● **PROBLEM STATEMENT**:
Write every record out again exactly, and keep images out of it.

[begin PROVIDED RECORDS]

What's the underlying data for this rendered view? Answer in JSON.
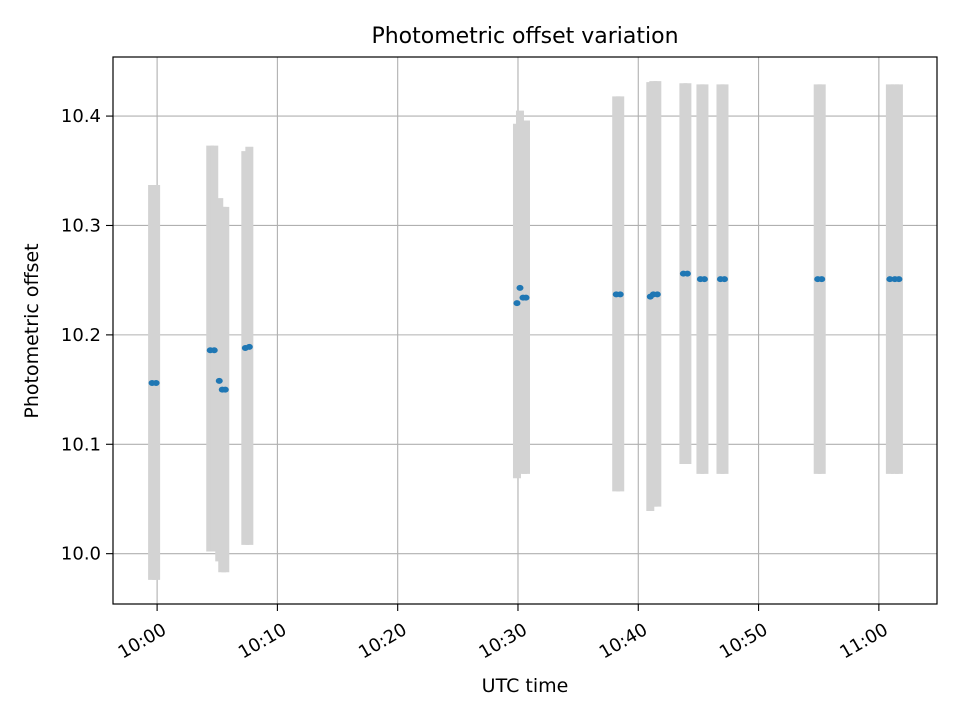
{
  "chart_data": {
    "type": "scatter",
    "title": "Photometric offset variation",
    "xlabel": "UTC time",
    "ylabel": "Photometric offset",
    "x_axis_type": "time",
    "xlim": [
      "09:56:20",
      "11:04:50"
    ],
    "ylim": [
      9.954,
      10.454
    ],
    "x_ticks": [
      "10:00",
      "10:10",
      "10:20",
      "10:30",
      "10:40",
      "10:50",
      "11:00"
    ],
    "y_ticks": [
      10.0,
      10.1,
      10.2,
      10.3,
      10.4
    ],
    "y_tick_labels": [
      "10.0",
      "10.1",
      "10.2",
      "10.3",
      "10.4"
    ],
    "grid": true,
    "marker_color": "#1f77b4",
    "errorbar_color": "#d3d3d3",
    "points": [
      {
        "t": "09:59:35",
        "y": 10.156,
        "lo": 9.976,
        "hi": 10.337
      },
      {
        "t": "09:59:55",
        "y": 10.156,
        "lo": 9.976,
        "hi": 10.337
      },
      {
        "t": "10:04:25",
        "y": 10.186,
        "lo": 10.002,
        "hi": 10.373
      },
      {
        "t": "10:04:45",
        "y": 10.186,
        "lo": 10.002,
        "hi": 10.373
      },
      {
        "t": "10:05:10",
        "y": 10.158,
        "lo": 9.993,
        "hi": 10.325
      },
      {
        "t": "10:05:25",
        "y": 10.15,
        "lo": 9.983,
        "hi": 10.317
      },
      {
        "t": "10:05:40",
        "y": 10.15,
        "lo": 9.983,
        "hi": 10.317
      },
      {
        "t": "10:07:20",
        "y": 10.188,
        "lo": 10.008,
        "hi": 10.368
      },
      {
        "t": "10:07:40",
        "y": 10.189,
        "lo": 10.008,
        "hi": 10.372
      },
      {
        "t": "10:29:55",
        "y": 10.229,
        "lo": 10.069,
        "hi": 10.393
      },
      {
        "t": "10:30:10",
        "y": 10.243,
        "lo": 10.078,
        "hi": 10.405
      },
      {
        "t": "10:30:25",
        "y": 10.234,
        "lo": 10.073,
        "hi": 10.396
      },
      {
        "t": "10:30:40",
        "y": 10.234,
        "lo": 10.073,
        "hi": 10.396
      },
      {
        "t": "10:38:10",
        "y": 10.237,
        "lo": 10.057,
        "hi": 10.418
      },
      {
        "t": "10:38:30",
        "y": 10.237,
        "lo": 10.057,
        "hi": 10.418
      },
      {
        "t": "10:41:00",
        "y": 10.235,
        "lo": 10.039,
        "hi": 10.431
      },
      {
        "t": "10:41:15",
        "y": 10.237,
        "lo": 10.043,
        "hi": 10.432
      },
      {
        "t": "10:41:35",
        "y": 10.237,
        "lo": 10.043,
        "hi": 10.432
      },
      {
        "t": "10:43:45",
        "y": 10.256,
        "lo": 10.082,
        "hi": 10.43
      },
      {
        "t": "10:44:05",
        "y": 10.256,
        "lo": 10.082,
        "hi": 10.43
      },
      {
        "t": "10:45:10",
        "y": 10.251,
        "lo": 10.073,
        "hi": 10.429
      },
      {
        "t": "10:45:30",
        "y": 10.251,
        "lo": 10.073,
        "hi": 10.429
      },
      {
        "t": "10:46:50",
        "y": 10.251,
        "lo": 10.073,
        "hi": 10.429
      },
      {
        "t": "10:47:10",
        "y": 10.251,
        "lo": 10.073,
        "hi": 10.429
      },
      {
        "t": "10:54:55",
        "y": 10.251,
        "lo": 10.073,
        "hi": 10.429
      },
      {
        "t": "10:55:15",
        "y": 10.251,
        "lo": 10.073,
        "hi": 10.429
      },
      {
        "t": "11:00:55",
        "y": 10.251,
        "lo": 10.073,
        "hi": 10.429
      },
      {
        "t": "11:01:20",
        "y": 10.251,
        "lo": 10.073,
        "hi": 10.429
      },
      {
        "t": "11:01:40",
        "y": 10.251,
        "lo": 10.073,
        "hi": 10.429
      }
    ]
  }
}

[end PROVIDED RECORDS]

● **PROBLEM SOLUTION**:
What's the underlying data for this rendered view? Answer in JSON.
{
  "chart_data": {
    "type": "scatter",
    "title": "Photometric offset variation",
    "xlabel": "UTC time",
    "ylabel": "Photometric offset",
    "x_axis_type": "time",
    "xlim": [
      "09:56:20",
      "11:04:50"
    ],
    "ylim": [
      9.954,
      10.454
    ],
    "x_ticks": [
      "10:00",
      "10:10",
      "10:20",
      "10:30",
      "10:40",
      "10:50",
      "11:00"
    ],
    "y_ticks": [
      10.0,
      10.1,
      10.2,
      10.3,
      10.4
    ],
    "y_tick_labels": [
      "10.0",
      "10.1",
      "10.2",
      "10.3",
      "10.4"
    ],
    "grid": true,
    "marker_color": "#1f77b4",
    "errorbar_color": "#d3d3d3",
    "points": [
      {
        "t": "09:59:35",
        "y": 10.156,
        "lo": 9.976,
        "hi": 10.337
      },
      {
        "t": "09:59:55",
        "y": 10.156,
        "lo": 9.976,
        "hi": 10.337
      },
      {
        "t": "10:04:25",
        "y": 10.186,
        "lo": 10.002,
        "hi": 10.373
      },
      {
        "t": "10:04:45",
        "y": 10.186,
        "lo": 10.002,
        "hi": 10.373
      },
      {
        "t": "10:05:10",
        "y": 10.158,
        "lo": 9.993,
        "hi": 10.325
      },
      {
        "t": "10:05:25",
        "y": 10.15,
        "lo": 9.983,
        "hi": 10.317
      },
      {
        "t": "10:05:40",
        "y": 10.15,
        "lo": 9.983,
        "hi": 10.317
      },
      {
        "t": "10:07:20",
        "y": 10.188,
        "lo": 10.008,
        "hi": 10.368
      },
      {
        "t": "10:07:40",
        "y": 10.189,
        "lo": 10.008,
        "hi": 10.372
      },
      {
        "t": "10:29:55",
        "y": 10.229,
        "lo": 10.069,
        "hi": 10.393
      },
      {
        "t": "10:30:10",
        "y": 10.243,
        "lo": 10.078,
        "hi": 10.405
      },
      {
        "t": "10:30:25",
        "y": 10.234,
        "lo": 10.073,
        "hi": 10.396
      },
      {
        "t": "10:30:40",
        "y": 10.234,
        "lo": 10.073,
        "hi": 10.396
      },
      {
        "t": "10:38:10",
        "y": 10.237,
        "lo": 10.057,
        "hi": 10.418
      },
      {
        "t": "10:38:30",
        "y": 10.237,
        "lo": 10.057,
        "hi": 10.418
      },
      {
        "t": "10:41:00",
        "y": 10.235,
        "lo": 10.039,
        "hi": 10.431
      },
      {
        "t": "10:41:15",
        "y": 10.237,
        "lo": 10.043,
        "hi": 10.432
      },
      {
        "t": "10:41:35",
        "y": 10.237,
        "lo": 10.043,
        "hi": 10.432
      },
      {
        "t": "10:43:45",
        "y": 10.256,
        "lo": 10.082,
        "hi": 10.43
      },
      {
        "t": "10:44:05",
        "y": 10.256,
        "lo": 10.082,
        "hi": 10.43
      },
      {
        "t": "10:45:10",
        "y": 10.251,
        "lo": 10.073,
        "hi": 10.429
      },
      {
        "t": "10:45:30",
        "y": 10.251,
        "lo": 10.073,
        "hi": 10.429
      },
      {
        "t": "10:46:50",
        "y": 10.251,
        "lo": 10.073,
        "hi": 10.429
      },
      {
        "t": "10:47:10",
        "y": 10.251,
        "lo": 10.073,
        "hi": 10.429
      },
      {
        "t": "10:54:55",
        "y": 10.251,
        "lo": 10.073,
        "hi": 10.429
      },
      {
        "t": "10:55:15",
        "y": 10.251,
        "lo": 10.073,
        "hi": 10.429
      },
      {
        "t": "11:00:55",
        "y": 10.251,
        "lo": 10.073,
        "hi": 10.429
      },
      {
        "t": "11:01:20",
        "y": 10.251,
        "lo": 10.073,
        "hi": 10.429
      },
      {
        "t": "11:01:40",
        "y": 10.251,
        "lo": 10.073,
        "hi": 10.429
      }
    ]
  }
}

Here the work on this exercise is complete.